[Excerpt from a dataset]
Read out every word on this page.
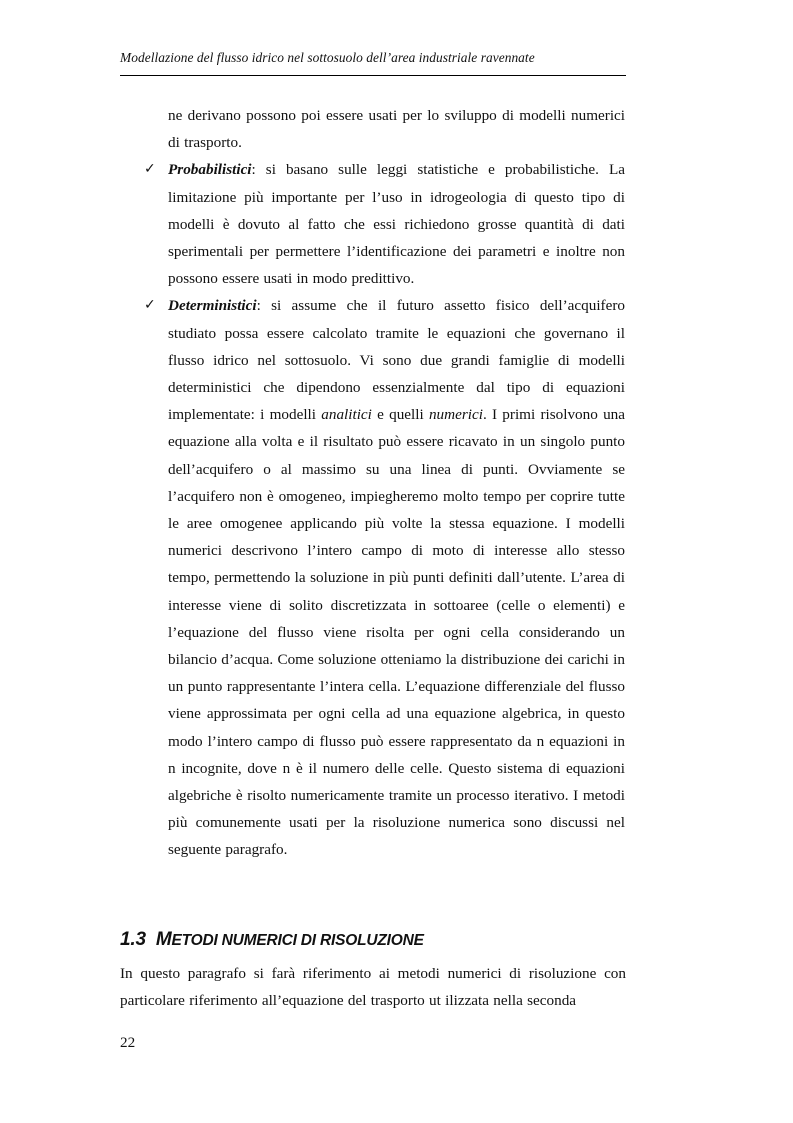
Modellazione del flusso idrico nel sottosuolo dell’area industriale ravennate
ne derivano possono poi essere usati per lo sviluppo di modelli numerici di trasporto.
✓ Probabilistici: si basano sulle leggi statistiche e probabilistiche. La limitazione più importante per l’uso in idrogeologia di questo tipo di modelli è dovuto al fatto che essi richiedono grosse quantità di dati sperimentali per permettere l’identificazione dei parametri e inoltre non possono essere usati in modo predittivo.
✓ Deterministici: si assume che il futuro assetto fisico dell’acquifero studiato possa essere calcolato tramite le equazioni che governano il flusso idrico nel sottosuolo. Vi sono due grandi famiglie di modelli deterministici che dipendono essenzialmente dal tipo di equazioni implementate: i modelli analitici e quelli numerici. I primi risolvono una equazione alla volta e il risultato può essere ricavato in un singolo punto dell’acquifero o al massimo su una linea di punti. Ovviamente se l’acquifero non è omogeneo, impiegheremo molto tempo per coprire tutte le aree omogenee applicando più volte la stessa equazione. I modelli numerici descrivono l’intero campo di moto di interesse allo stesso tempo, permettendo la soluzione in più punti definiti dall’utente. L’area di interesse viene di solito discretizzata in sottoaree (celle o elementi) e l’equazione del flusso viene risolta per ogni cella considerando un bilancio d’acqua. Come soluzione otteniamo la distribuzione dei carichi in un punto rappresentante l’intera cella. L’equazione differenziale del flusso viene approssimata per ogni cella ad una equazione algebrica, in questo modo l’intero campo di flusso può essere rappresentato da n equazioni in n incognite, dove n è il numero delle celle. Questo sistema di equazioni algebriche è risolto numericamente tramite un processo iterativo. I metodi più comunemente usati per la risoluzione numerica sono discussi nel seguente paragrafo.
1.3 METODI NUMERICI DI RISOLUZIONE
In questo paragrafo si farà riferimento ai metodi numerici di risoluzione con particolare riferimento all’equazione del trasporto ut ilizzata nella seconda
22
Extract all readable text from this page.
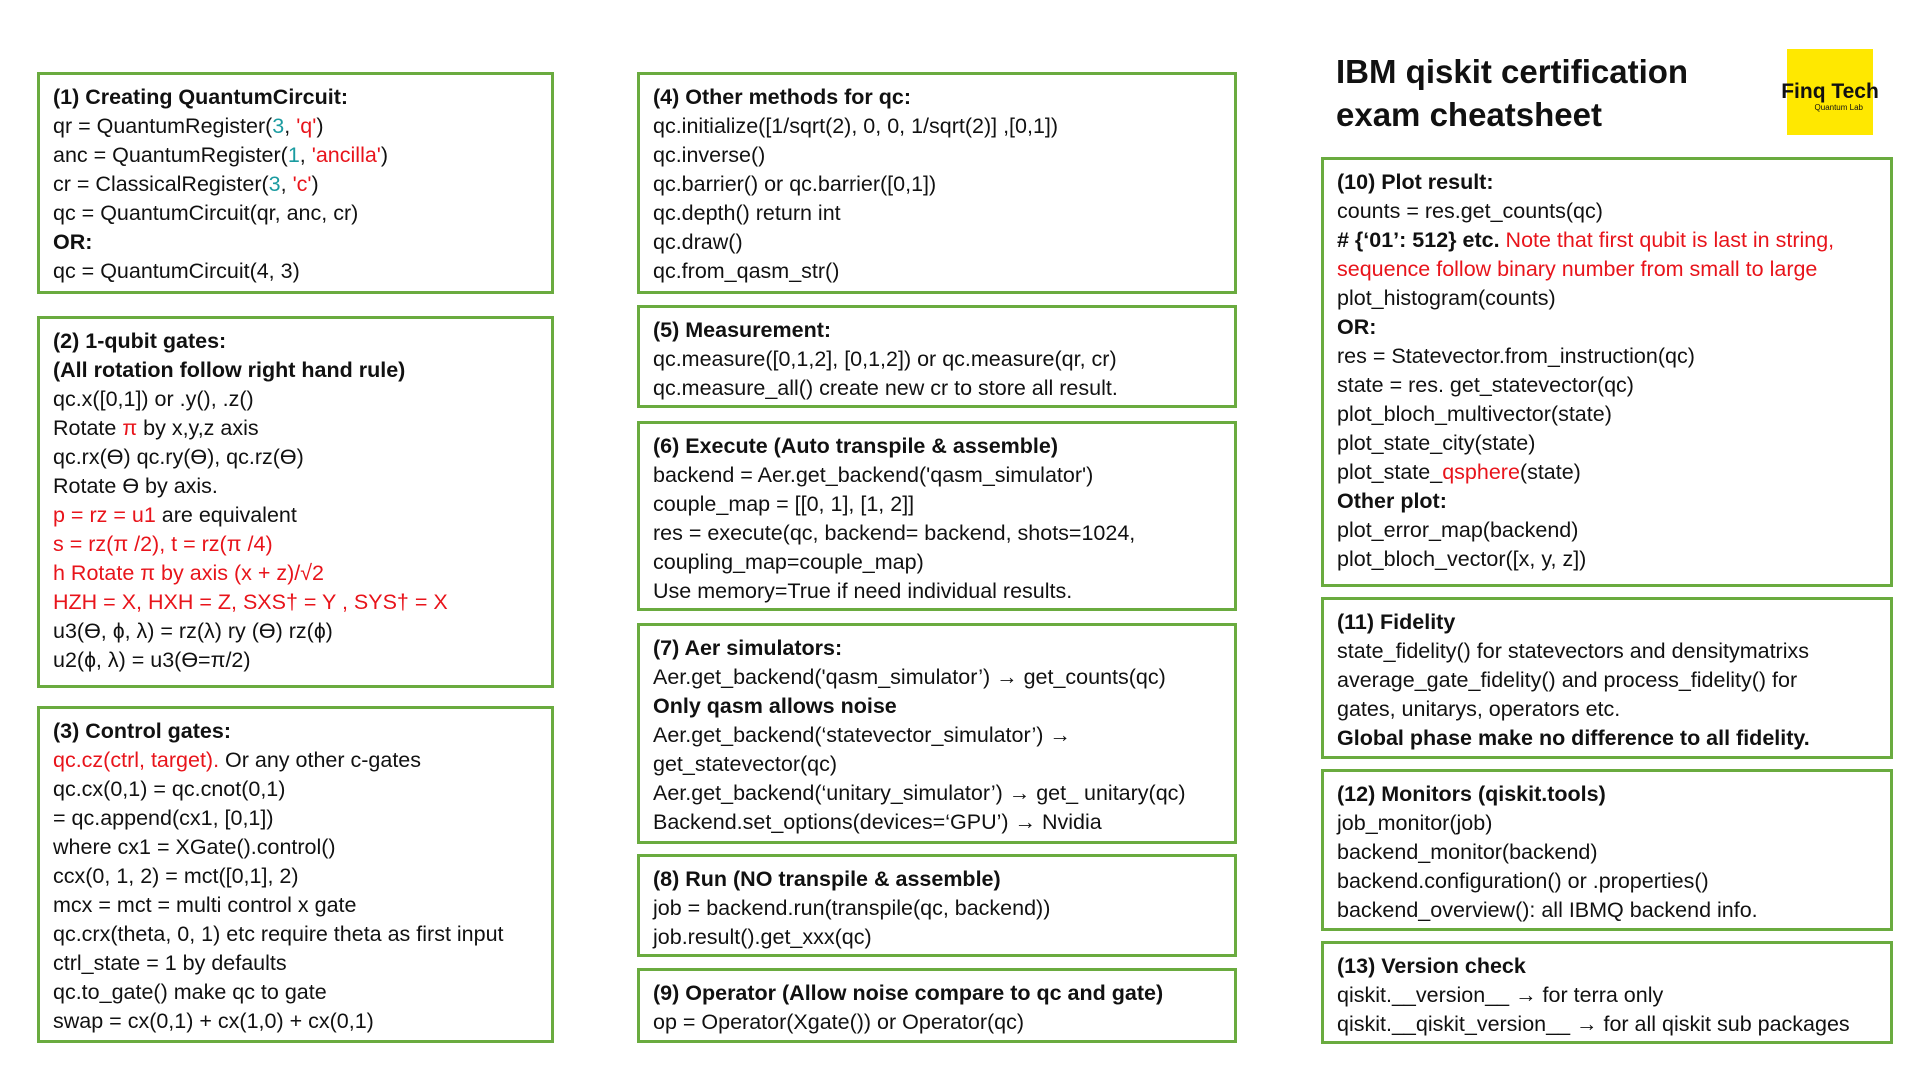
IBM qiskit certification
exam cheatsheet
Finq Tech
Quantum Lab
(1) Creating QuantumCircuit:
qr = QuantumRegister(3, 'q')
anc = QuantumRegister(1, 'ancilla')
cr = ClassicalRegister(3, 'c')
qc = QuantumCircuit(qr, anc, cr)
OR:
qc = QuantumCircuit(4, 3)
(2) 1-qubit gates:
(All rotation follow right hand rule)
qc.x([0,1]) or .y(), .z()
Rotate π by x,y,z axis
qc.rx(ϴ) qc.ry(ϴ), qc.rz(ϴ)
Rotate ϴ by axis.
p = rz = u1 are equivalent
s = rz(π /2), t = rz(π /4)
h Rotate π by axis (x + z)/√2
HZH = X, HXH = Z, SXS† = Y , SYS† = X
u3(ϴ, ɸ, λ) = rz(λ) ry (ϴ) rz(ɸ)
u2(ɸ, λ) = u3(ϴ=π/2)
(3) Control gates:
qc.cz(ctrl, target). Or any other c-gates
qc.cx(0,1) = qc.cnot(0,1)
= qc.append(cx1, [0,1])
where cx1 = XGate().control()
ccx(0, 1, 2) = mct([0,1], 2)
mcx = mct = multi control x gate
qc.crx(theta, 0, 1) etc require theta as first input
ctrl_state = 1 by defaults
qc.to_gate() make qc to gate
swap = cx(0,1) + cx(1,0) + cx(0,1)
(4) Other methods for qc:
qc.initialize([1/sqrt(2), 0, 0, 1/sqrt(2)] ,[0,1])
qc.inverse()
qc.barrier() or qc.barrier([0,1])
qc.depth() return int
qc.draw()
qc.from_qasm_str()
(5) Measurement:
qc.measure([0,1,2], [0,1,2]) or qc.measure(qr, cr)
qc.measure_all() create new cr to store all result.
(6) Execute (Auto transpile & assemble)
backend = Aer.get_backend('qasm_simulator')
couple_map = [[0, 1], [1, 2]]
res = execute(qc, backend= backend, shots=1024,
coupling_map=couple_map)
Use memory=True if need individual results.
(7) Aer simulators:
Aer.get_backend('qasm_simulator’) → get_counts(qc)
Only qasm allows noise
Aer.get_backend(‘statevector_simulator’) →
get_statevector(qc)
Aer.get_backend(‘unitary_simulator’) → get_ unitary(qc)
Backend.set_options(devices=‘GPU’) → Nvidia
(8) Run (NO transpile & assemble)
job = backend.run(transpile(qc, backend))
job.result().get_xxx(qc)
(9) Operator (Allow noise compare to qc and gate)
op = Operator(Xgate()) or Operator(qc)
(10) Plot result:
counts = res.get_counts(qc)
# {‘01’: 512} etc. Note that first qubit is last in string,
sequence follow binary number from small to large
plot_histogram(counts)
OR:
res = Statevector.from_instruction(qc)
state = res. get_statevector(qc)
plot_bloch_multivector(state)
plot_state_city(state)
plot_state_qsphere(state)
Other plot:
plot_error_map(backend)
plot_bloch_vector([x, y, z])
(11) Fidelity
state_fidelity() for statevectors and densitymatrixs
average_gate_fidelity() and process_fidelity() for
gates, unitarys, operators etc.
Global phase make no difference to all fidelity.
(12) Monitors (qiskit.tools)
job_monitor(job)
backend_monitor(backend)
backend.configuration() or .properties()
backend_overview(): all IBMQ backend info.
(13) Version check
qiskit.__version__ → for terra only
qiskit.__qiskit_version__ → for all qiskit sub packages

● WRITTEN TASK
Identify and copy lines that hold the string "transpile".

● SOLUTION FOR THIS EXERCISE
(6) Execute (Auto transpile & assemble)
(8) Run (NO transpile & assemble)
job = backend.run(transpile(qc, backend))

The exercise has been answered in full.